18D Extension of statutory warranties [3]
(1) A person who is a successor in title to a person entitled to the benefit of a statutory warranty under this Act is entitled to the same rights as the person's predecessor in title in respect of the statutory warranty.
(1A) A person who is a non-contracting owner in relation to a contract to do residential building work on land is entitled (and is taken to have always been entitled) to the same rights as those that a party to the contract has in respect of a statutory warranty.
(1B) Subject to the regulations, a party to a contract has no right to enforce a statutory warranty in proceedings in relation to a deficiency in work or materials if the warranty has already been enforced in relation to that particular deficiency by a non-contracting owner.
(2) This section does not give a successor in title or non-contracting owner of land any right to enforce a statutory warranty in proceedings in relation to a deficiency in work or materials if the warranty has already been enforced in relation to that particular deficiency, except as provided by the regulations.

## Dataset excerpts
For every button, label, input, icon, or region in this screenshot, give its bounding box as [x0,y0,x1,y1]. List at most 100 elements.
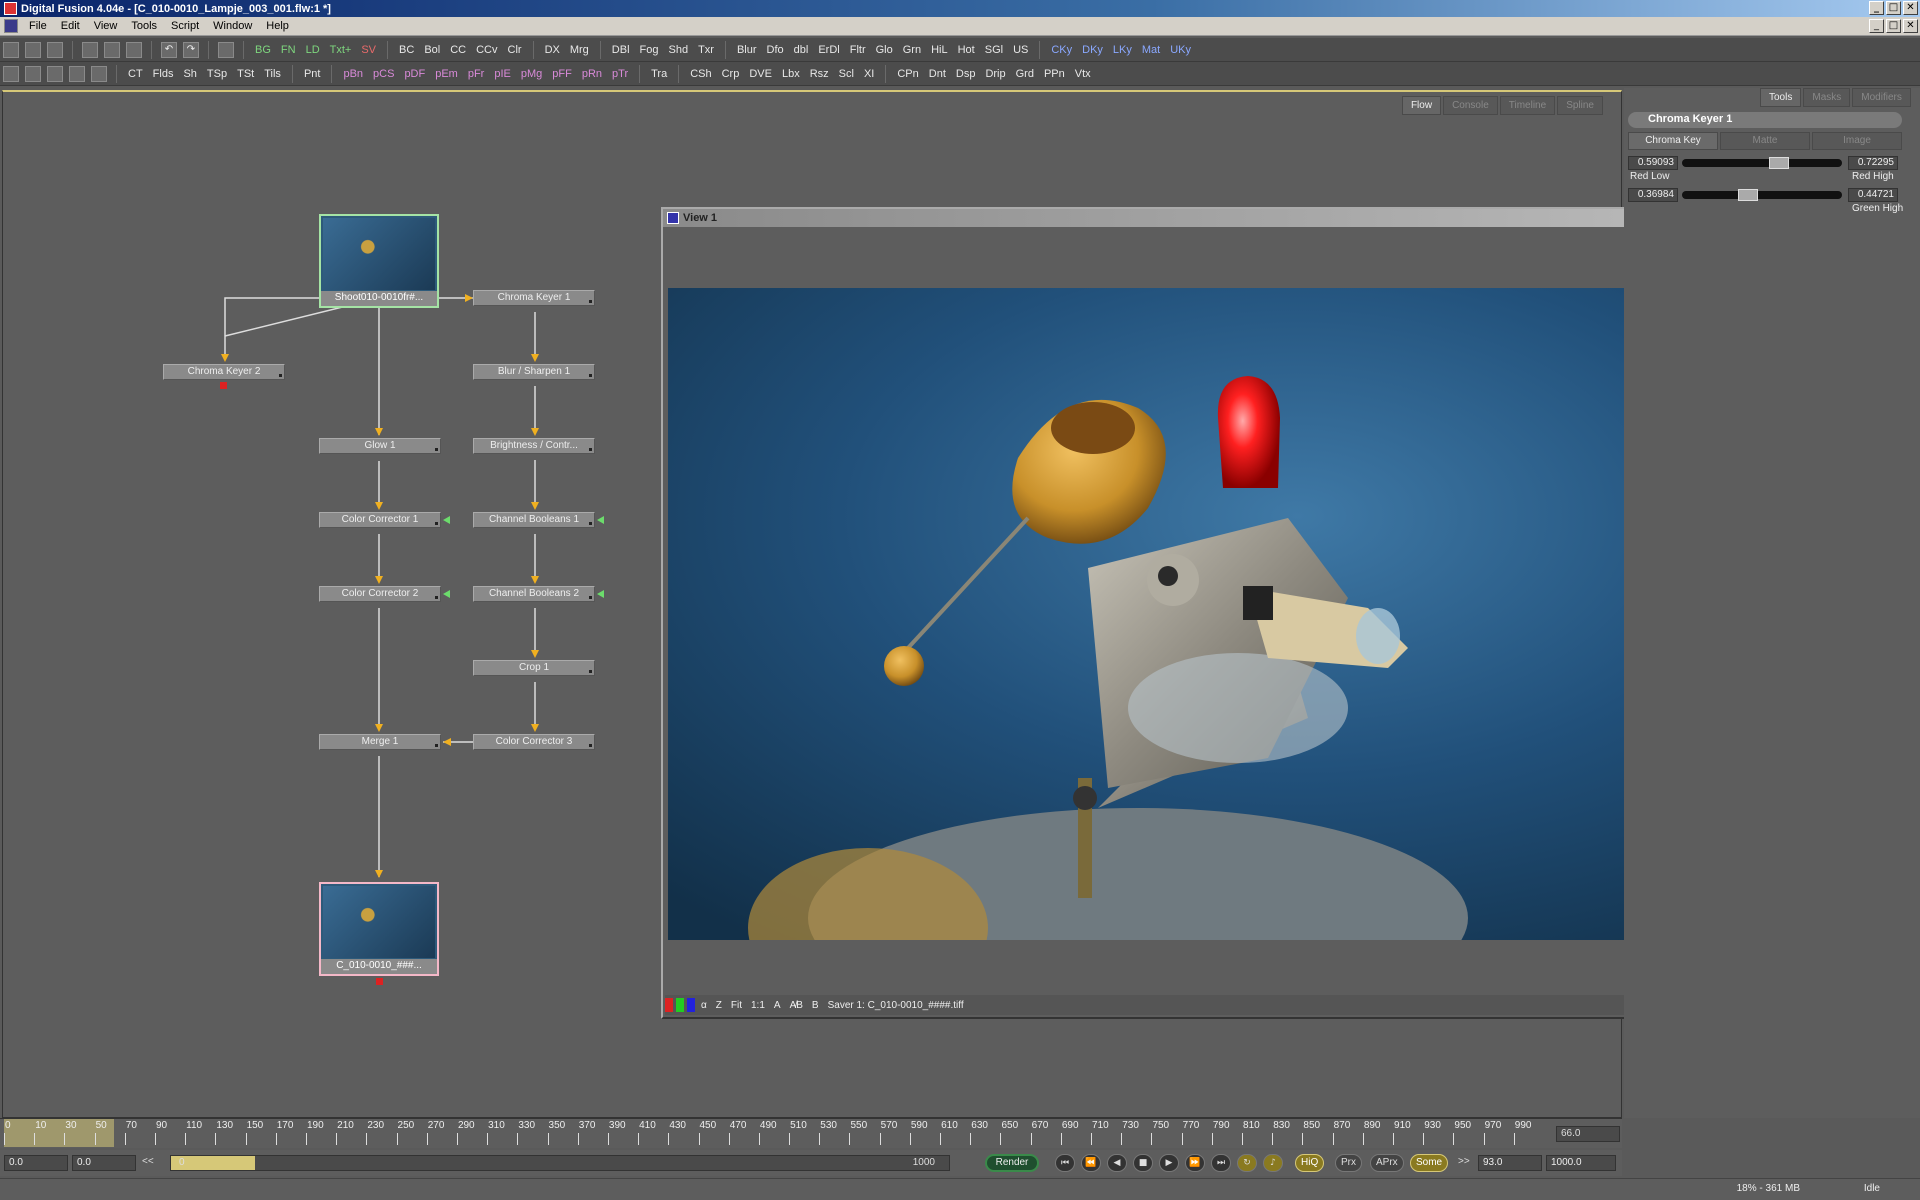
step-forward-icon[interactable]: ⏩ [1185,1154,1205,1172]
redo-icon[interactable]: ↷ [183,41,199,58]
tool-drip[interactable]: Drip [980,68,1010,80]
new-file-icon[interactable] [3,41,19,58]
layout-horizontal-icon[interactable] [47,65,63,82]
tool-pem[interactable]: pEm [430,68,463,80]
tool-dbl[interactable]: DBl [607,44,635,56]
step-forward-button[interactable]: >> [1458,1156,1470,1167]
tool-hil[interactable]: HiL [926,44,953,56]
minimize-button[interactable]: _ [1869,1,1884,15]
tool-lky[interactable]: LKy [1108,44,1137,56]
copy-icon[interactable] [104,41,120,58]
tool-bc[interactable]: BC [394,44,419,56]
menu-edit[interactable]: Edit [54,20,87,32]
tool-tils[interactable]: Tils [259,68,286,80]
doc-close-button[interactable]: ✕ [1903,19,1918,33]
red-high-value[interactable]: 0.72295 [1848,156,1898,170]
buffer-b-button[interactable]: B [809,1000,822,1011]
tool-dky[interactable]: DKy [1077,44,1108,56]
play-icon[interactable]: ▶ [1159,1154,1179,1172]
tool-pbn[interactable]: pBn [338,68,368,80]
slider-knob[interactable] [1738,189,1758,201]
node-chroma-keyer-1[interactable]: Chroma Keyer 1 [473,290,595,306]
green-low-value[interactable]: 0.36984 [1628,188,1678,202]
tool-ld[interactable]: LD [301,44,325,56]
green-channel-swatch[interactable] [676,998,684,1012]
tool-csh[interactable]: CSh [685,68,716,80]
menu-tools[interactable]: Tools [124,20,164,32]
tool-grd[interactable]: Grd [1011,68,1039,80]
z-channel-button[interactable]: Z [713,1000,725,1011]
hiq-toggle[interactable]: HiQ [1295,1154,1325,1172]
maximize-button[interactable]: □ [1886,1,1901,15]
tool-xi[interactable]: XI [859,68,879,80]
tool-bg[interactable]: BG [250,44,276,56]
tool-glo[interactable]: Glo [871,44,898,56]
menu-window[interactable]: Window [206,20,259,32]
tool-cpn[interactable]: CPn [892,68,923,80]
tool-prn[interactable]: pRn [577,68,607,80]
tool-pie[interactable]: pIE [489,68,516,80]
tool-grn[interactable]: Grn [898,44,926,56]
proxy-toggle[interactable]: Prx [1335,1154,1362,1172]
tool-cc[interactable]: CC [445,44,471,56]
node-color-corrector-1[interactable]: Color Corrector 1 [319,512,441,528]
alpha-channel-button[interactable]: α [698,1000,710,1011]
tool-blur[interactable]: Blur [732,44,762,56]
tool-flds[interactable]: Flds [148,68,179,80]
tool-hot[interactable]: Hot [953,44,980,56]
saver-node[interactable]: C_010-0010_###... [319,882,439,976]
tool-pff[interactable]: pFF [547,68,577,80]
tool-dx[interactable]: DX [540,44,565,56]
tool-rsz[interactable]: Rsz [805,68,834,80]
tool-uky[interactable]: UKy [1165,44,1196,56]
auto-proxy-toggle[interactable]: APrx [1370,1154,1404,1172]
tool-clr[interactable]: Clr [503,44,527,56]
play-reverse-icon[interactable]: ◀ [1107,1154,1127,1172]
tab-masks[interactable]: Masks [1803,88,1851,107]
menu-view[interactable]: View [87,20,125,32]
node-channel-booleans-2[interactable]: Channel Booleans 2 [473,586,595,602]
tool-fog[interactable]: Fog [635,44,664,56]
node-brightness-contrast[interactable]: Brightness / Contr... [473,438,595,454]
doc-minimize-button[interactable]: _ [1869,19,1884,33]
menu-script[interactable]: Script [164,20,206,32]
ruler-end-value[interactable]: 66.0 [1556,1126,1620,1142]
tool-ccv[interactable]: CCv [471,44,502,56]
tool-sv[interactable]: SV [356,44,381,56]
tab-flow[interactable]: Flow [1401,96,1442,115]
tool-txt[interactable]: Txt+ [325,44,357,56]
subtab-matte[interactable]: Matte [1720,132,1810,150]
tool-sh[interactable]: Sh [178,68,201,80]
arrow-icon[interactable] [218,41,234,58]
node-blur-sharpen-1[interactable]: Blur / Sharpen 1 [473,364,595,380]
global-start-field[interactable]: 0.0 [72,1155,136,1171]
tab-modifiers[interactable]: Modifiers [1852,88,1911,107]
subtab-chroma-key[interactable]: Chroma Key [1628,132,1718,150]
red-range-slider[interactable] [1682,157,1842,169]
menu-help[interactable]: Help [259,20,296,32]
node-crop-1[interactable]: Crop 1 [473,660,595,676]
red-channel-swatch[interactable] [665,998,673,1012]
red-low-value[interactable]: 0.59093 [1628,156,1678,170]
node-chroma-keyer-2[interactable]: Chroma Keyer 2 [163,364,285,380]
tool-us[interactable]: US [1008,44,1033,56]
fit-button[interactable]: Fit [728,1000,745,1011]
layout-split-icon[interactable] [25,65,41,82]
tool-dnt[interactable]: Dnt [924,68,951,80]
tool-dsp[interactable]: Dsp [951,68,981,80]
slider-knob[interactable] [1768,157,1789,169]
render-end-field[interactable]: 93.0 [1478,1155,1542,1171]
doc-restore-button[interactable]: □ [1886,19,1901,33]
tool-cky[interactable]: CKy [1046,44,1077,56]
menu-file[interactable]: File [22,20,54,32]
global-end-field[interactable]: 1000.0 [1546,1155,1616,1171]
tool-tsp[interactable]: TSp [202,68,232,80]
loader-node[interactable]: Shoot010-0010fr#... [319,214,439,308]
paste-icon[interactable] [126,41,142,58]
tool-ptr[interactable]: pTr [607,68,633,80]
tool-shd[interactable]: Shd [664,44,694,56]
audio-icon[interactable]: ♪ [1263,1154,1283,1172]
time-ruler[interactable]: 0 10 30 50 70 90 110 130 150 170 190 210 230 250 270 29… [0,1118,1622,1148]
node-glow-1[interactable]: Glow 1 [319,438,441,454]
node-channel-booleans-1[interactable]: Channel Booleans 1 [473,512,595,528]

## Instruction A
Return the stretch of the statutory warranties text from "(1B) Subject to" through "a non-contracting owner.", copied word for word.
## Instruction B
Take the statutory warranties text further, starting after its final sentence.

## Expected output A
(1B) Subject to the regulations, a party to a contract has no right to enforce a statutory warranty in proceedings in relation to a deficiency in work or materials if the warranty has already been enforced in relation to that particular deficiency by a non-contracting owner.

## Expected output B
References below to sections are, unless the context otherwise indicates, references to the Act.
[5]
Building and Construction Security of Payments Act 1999 (NSW)
The Security of Payment Act provides for a claimant to make a payment claim for a progress payment on the person who, under a construction contract, is or may be liable to make the payment (s 13(1)). A claimant cannot serve more than one payment claim in respect of each reference date under the construction contract (s 13(5)). A reference date in relation to a construction contract is a date determined under the contract as the date on which a progress payment may be made, or if the contract makes no express provision, the last day of the named month on which the construction work was first carried out under the contract, and the last day of each subsequent named month (s 8).
The respondent to a claim may reply by providing a payment schedule, which must indicate the amount of the payment (if any) that the respondent proposes to make (s 14). Where no payment schedule is served, the claimant may recover the unpaid portion of the claimed amount as a debt due in a court of competent jurisdiction, or make an adjudication application in relation to the claim. Where the payment schedule indicates a scheduled amount which the respondent proposes to pay, and the respondent does not pay it, the claimant has the same option with respect to the unpaid portion of the scheduled amount (s 17). It is not uncommon for a respondent to indicate a nil amount.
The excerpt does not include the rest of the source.